# WORK ITEM:
Each line of the data must be written out again verbatim; no image belongs in the copy.

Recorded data
========================================

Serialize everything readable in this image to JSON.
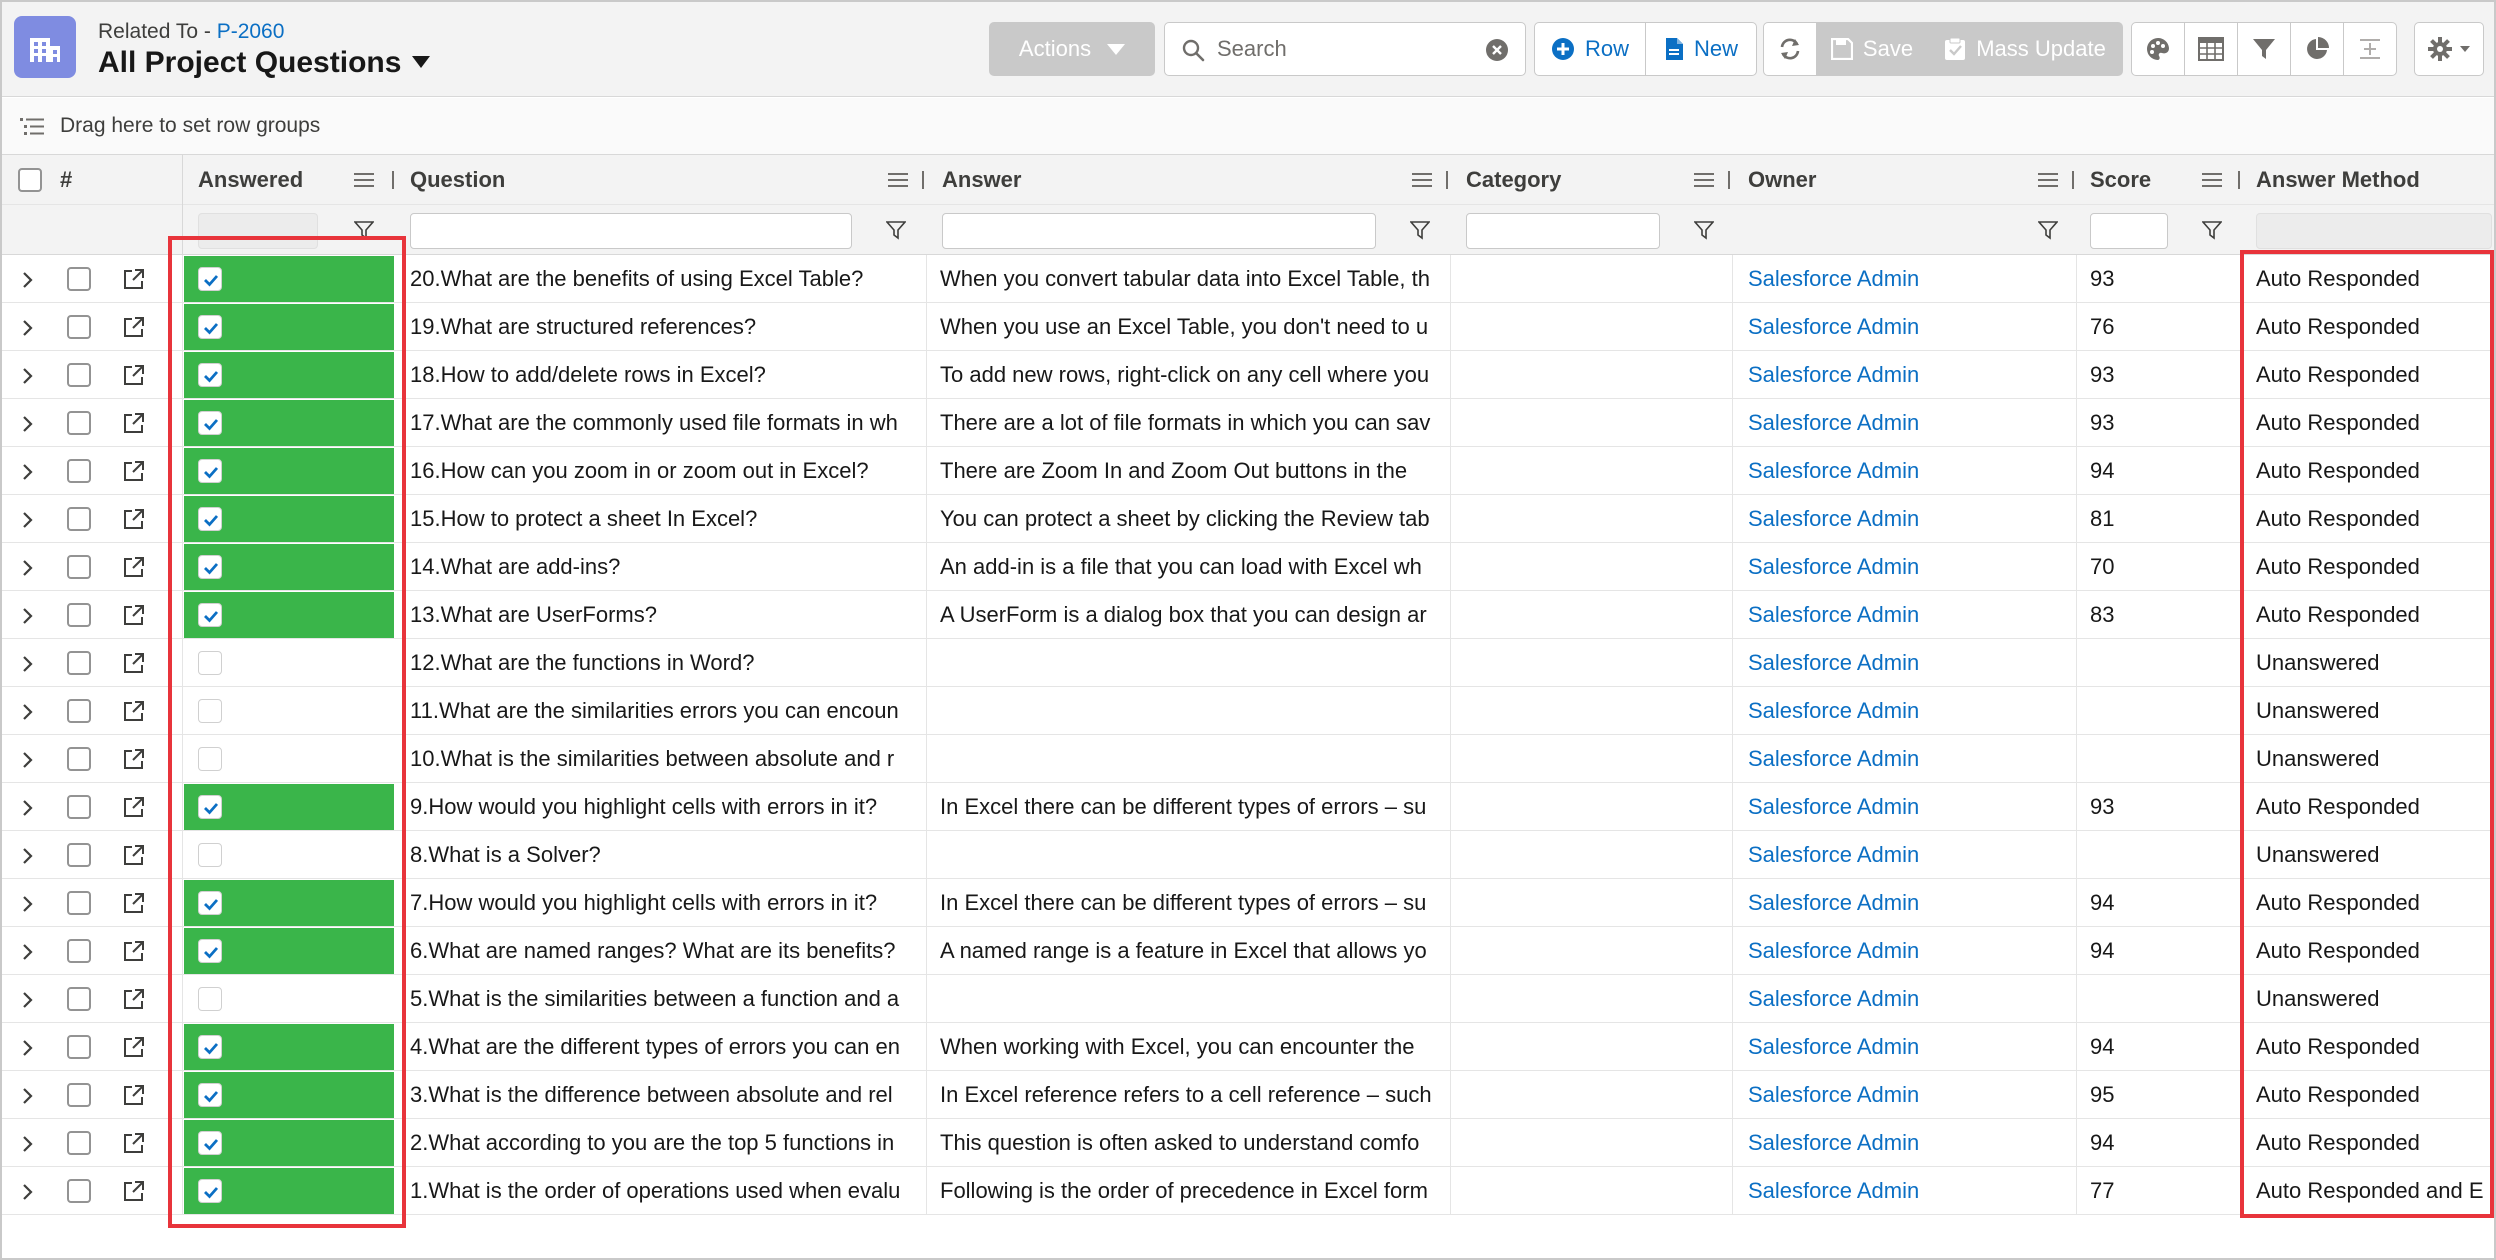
{
  "header": {
    "related_prefix": "Related To - ",
    "related_link": "P-2060",
    "title": "All Project Questions",
    "actions_label": "Actions",
    "search_placeholder": "Search",
    "row_label": "Row",
    "new_label": "New",
    "save_label": "Save",
    "mass_update_label": "Mass Update"
  },
  "rowgroup": {
    "text": "Drag here to set row groups"
  },
  "columns": {
    "index": "#",
    "answered": "Answered",
    "question": "Question",
    "answer": "Answer",
    "category": "Category",
    "owner": "Owner",
    "score": "Score",
    "answer_method": "Answer Method"
  },
  "colors": {
    "answered_green": "#3ab54a",
    "link_blue": "#0b6fc4",
    "highlight_red": "#e8343b",
    "app_icon": "#7f8ce1"
  },
  "rows": [
    {
      "answered": true,
      "question": "20.What are the benefits of using Excel Table?",
      "answer": "When you convert tabular data into Excel Table, th",
      "category": "",
      "owner": "Salesforce Admin",
      "score": "93",
      "method": "Auto Responded"
    },
    {
      "answered": true,
      "question": "19.What are structured references?",
      "answer": "When you use an Excel Table, you don't need to u",
      "category": "",
      "owner": "Salesforce Admin",
      "score": "76",
      "method": "Auto Responded"
    },
    {
      "answered": true,
      "question": "18.How to add/delete rows in Excel?",
      "answer": "To add new rows, right-click on any cell where you",
      "category": "",
      "owner": "Salesforce Admin",
      "score": "93",
      "method": "Auto Responded"
    },
    {
      "answered": true,
      "question": "17.What are the commonly used file formats in wh",
      "answer": "There are a lot of file formats in which you can sav",
      "category": "",
      "owner": "Salesforce Admin",
      "score": "93",
      "method": "Auto Responded"
    },
    {
      "answered": true,
      "question": "16.How can you zoom in or zoom out in Excel?",
      "answer": "There are Zoom In and Zoom Out buttons in the",
      "category": "",
      "owner": "Salesforce Admin",
      "score": "94",
      "method": "Auto Responded"
    },
    {
      "answered": true,
      "question": "15.How to protect a sheet In Excel?",
      "answer": "You can protect a sheet by clicking the Review tab",
      "category": "",
      "owner": "Salesforce Admin",
      "score": "81",
      "method": "Auto Responded"
    },
    {
      "answered": true,
      "question": "14.What are add-ins?",
      "answer": "An add-in is a file that you can load with Excel wh",
      "category": "",
      "owner": "Salesforce Admin",
      "score": "70",
      "method": "Auto Responded"
    },
    {
      "answered": true,
      "question": "13.What are UserForms?",
      "answer": "A UserForm is a dialog box that you can design ar",
      "category": "",
      "owner": "Salesforce Admin",
      "score": "83",
      "method": "Auto Responded"
    },
    {
      "answered": false,
      "question": "12.What are the functions in Word?",
      "answer": "",
      "category": "",
      "owner": "Salesforce Admin",
      "score": "",
      "method": "Unanswered"
    },
    {
      "answered": false,
      "question": "11.What are the similarities errors you can encoun",
      "answer": "",
      "category": "",
      "owner": "Salesforce Admin",
      "score": "",
      "method": "Unanswered"
    },
    {
      "answered": false,
      "question": "10.What is the similarities between absolute and r",
      "answer": "",
      "category": "",
      "owner": "Salesforce Admin",
      "score": "",
      "method": "Unanswered"
    },
    {
      "answered": true,
      "question": "9.How would you highlight cells with errors in it?",
      "answer": "In Excel there can be different types of errors – su",
      "category": "",
      "owner": "Salesforce Admin",
      "score": "93",
      "method": "Auto Responded"
    },
    {
      "answered": false,
      "question": "8.What is a Solver?",
      "answer": "",
      "category": "",
      "owner": "Salesforce Admin",
      "score": "",
      "method": "Unanswered"
    },
    {
      "answered": true,
      "question": "7.How would you highlight cells with errors in it?",
      "answer": "In Excel there can be different types of errors – su",
      "category": "",
      "owner": "Salesforce Admin",
      "score": "94",
      "method": "Auto Responded"
    },
    {
      "answered": true,
      "question": "6.What are named ranges? What are its benefits?",
      "answer": "A named range is a feature in Excel that allows yo",
      "category": "",
      "owner": "Salesforce Admin",
      "score": "94",
      "method": "Auto Responded"
    },
    {
      "answered": false,
      "question": "5.What is the similarities between a function and a",
      "answer": "",
      "category": "",
      "owner": "Salesforce Admin",
      "score": "",
      "method": "Unanswered"
    },
    {
      "answered": true,
      "question": "4.What are the different types of errors you can en",
      "answer": "When working with Excel, you can encounter the",
      "category": "",
      "owner": "Salesforce Admin",
      "score": "94",
      "method": "Auto Responded"
    },
    {
      "answered": true,
      "question": "3.What is the difference between absolute and rel",
      "answer": "In Excel reference refers to a cell reference – such",
      "category": "",
      "owner": "Salesforce Admin",
      "score": "95",
      "method": "Auto Responded"
    },
    {
      "answered": true,
      "question": "2.What according to you are the top 5 functions in",
      "answer": "This question is often asked to understand comfo",
      "category": "",
      "owner": "Salesforce Admin",
      "score": "94",
      "method": "Auto Responded"
    },
    {
      "answered": true,
      "question": "1.What is the order of operations used when evalu",
      "answer": "Following is the order of precedence in Excel form",
      "category": "",
      "owner": "Salesforce Admin",
      "score": "77",
      "method": "Auto Responded and E"
    }
  ]
}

========================================

# YOUR RESPONSE:
Serialize everything readable in this image to JSON.
{
  "header": {
    "related_prefix": "Related To - ",
    "related_link": "P-2060",
    "title": "All Project Questions",
    "actions_label": "Actions",
    "search_placeholder": "Search",
    "row_label": "Row",
    "new_label": "New",
    "save_label": "Save",
    "mass_update_label": "Mass Update"
  },
  "rowgroup": {
    "text": "Drag here to set row groups"
  },
  "columns": {
    "index": "#",
    "answered": "Answered",
    "question": "Question",
    "answer": "Answer",
    "category": "Category",
    "owner": "Owner",
    "score": "Score",
    "answer_method": "Answer Method"
  },
  "colors": {
    "answered_green": "#3ab54a",
    "link_blue": "#0b6fc4",
    "highlight_red": "#e8343b",
    "app_icon": "#7f8ce1"
  },
  "rows": [
    {
      "answered": true,
      "question": "20.What are the benefits of using Excel Table?",
      "answer": "When you convert tabular data into Excel Table, th",
      "category": "",
      "owner": "Salesforce Admin",
      "score": "93",
      "method": "Auto Responded"
    },
    {
      "answered": true,
      "question": "19.What are structured references?",
      "answer": "When you use an Excel Table, you don't need to u",
      "category": "",
      "owner": "Salesforce Admin",
      "score": "76",
      "method": "Auto Responded"
    },
    {
      "answered": true,
      "question": "18.How to add/delete rows in Excel?",
      "answer": "To add new rows, right-click on any cell where you",
      "category": "",
      "owner": "Salesforce Admin",
      "score": "93",
      "method": "Auto Responded"
    },
    {
      "answered": true,
      "question": "17.What are the commonly used file formats in wh",
      "answer": "There are a lot of file formats in which you can sav",
      "category": "",
      "owner": "Salesforce Admin",
      "score": "93",
      "method": "Auto Responded"
    },
    {
      "answered": true,
      "question": "16.How can you zoom in or zoom out in Excel?",
      "answer": "There are Zoom In and Zoom Out buttons in the",
      "category": "",
      "owner": "Salesforce Admin",
      "score": "94",
      "method": "Auto Responded"
    },
    {
      "answered": true,
      "question": "15.How to protect a sheet In Excel?",
      "answer": "You can protect a sheet by clicking the Review tab",
      "category": "",
      "owner": "Salesforce Admin",
      "score": "81",
      "method": "Auto Responded"
    },
    {
      "answered": true,
      "question": "14.What are add-ins?",
      "answer": "An add-in is a file that you can load with Excel wh",
      "category": "",
      "owner": "Salesforce Admin",
      "score": "70",
      "method": "Auto Responded"
    },
    {
      "answered": true,
      "question": "13.What are UserForms?",
      "answer": "A UserForm is a dialog box that you can design ar",
      "category": "",
      "owner": "Salesforce Admin",
      "score": "83",
      "method": "Auto Responded"
    },
    {
      "answered": false,
      "question": "12.What are the functions in Word?",
      "answer": "",
      "category": "",
      "owner": "Salesforce Admin",
      "score": "",
      "method": "Unanswered"
    },
    {
      "answered": false,
      "question": "11.What are the similarities errors you can encoun",
      "answer": "",
      "category": "",
      "owner": "Salesforce Admin",
      "score": "",
      "method": "Unanswered"
    },
    {
      "answered": false,
      "question": "10.What is the similarities between absolute and r",
      "answer": "",
      "category": "",
      "owner": "Salesforce Admin",
      "score": "",
      "method": "Unanswered"
    },
    {
      "answered": true,
      "question": "9.How would you highlight cells with errors in it?",
      "answer": "In Excel there can be different types of errors – su",
      "category": "",
      "owner": "Salesforce Admin",
      "score": "93",
      "method": "Auto Responded"
    },
    {
      "answered": false,
      "question": "8.What is a Solver?",
      "answer": "",
      "category": "",
      "owner": "Salesforce Admin",
      "score": "",
      "method": "Unanswered"
    },
    {
      "answered": true,
      "question": "7.How would you highlight cells with errors in it?",
      "answer": "In Excel there can be different types of errors – su",
      "category": "",
      "owner": "Salesforce Admin",
      "score": "94",
      "method": "Auto Responded"
    },
    {
      "answered": true,
      "question": "6.What are named ranges? What are its benefits?",
      "answer": "A named range is a feature in Excel that allows yo",
      "category": "",
      "owner": "Salesforce Admin",
      "score": "94",
      "method": "Auto Responded"
    },
    {
      "answered": false,
      "question": "5.What is the similarities between a function and a",
      "answer": "",
      "category": "",
      "owner": "Salesforce Admin",
      "score": "",
      "method": "Unanswered"
    },
    {
      "answered": true,
      "question": "4.What are the different types of errors you can en",
      "answer": "When working with Excel, you can encounter the",
      "category": "",
      "owner": "Salesforce Admin",
      "score": "94",
      "method": "Auto Responded"
    },
    {
      "answered": true,
      "question": "3.What is the difference between absolute and rel",
      "answer": "In Excel reference refers to a cell reference – such",
      "category": "",
      "owner": "Salesforce Admin",
      "score": "95",
      "method": "Auto Responded"
    },
    {
      "answered": true,
      "question": "2.What according to you are the top 5 functions in",
      "answer": "This question is often asked to understand comfo",
      "category": "",
      "owner": "Salesforce Admin",
      "score": "94",
      "method": "Auto Responded"
    },
    {
      "answered": true,
      "question": "1.What is the order of operations used when evalu",
      "answer": "Following is the order of precedence in Excel form",
      "category": "",
      "owner": "Salesforce Admin",
      "score": "77",
      "method": "Auto Responded and E"
    }
  ]
}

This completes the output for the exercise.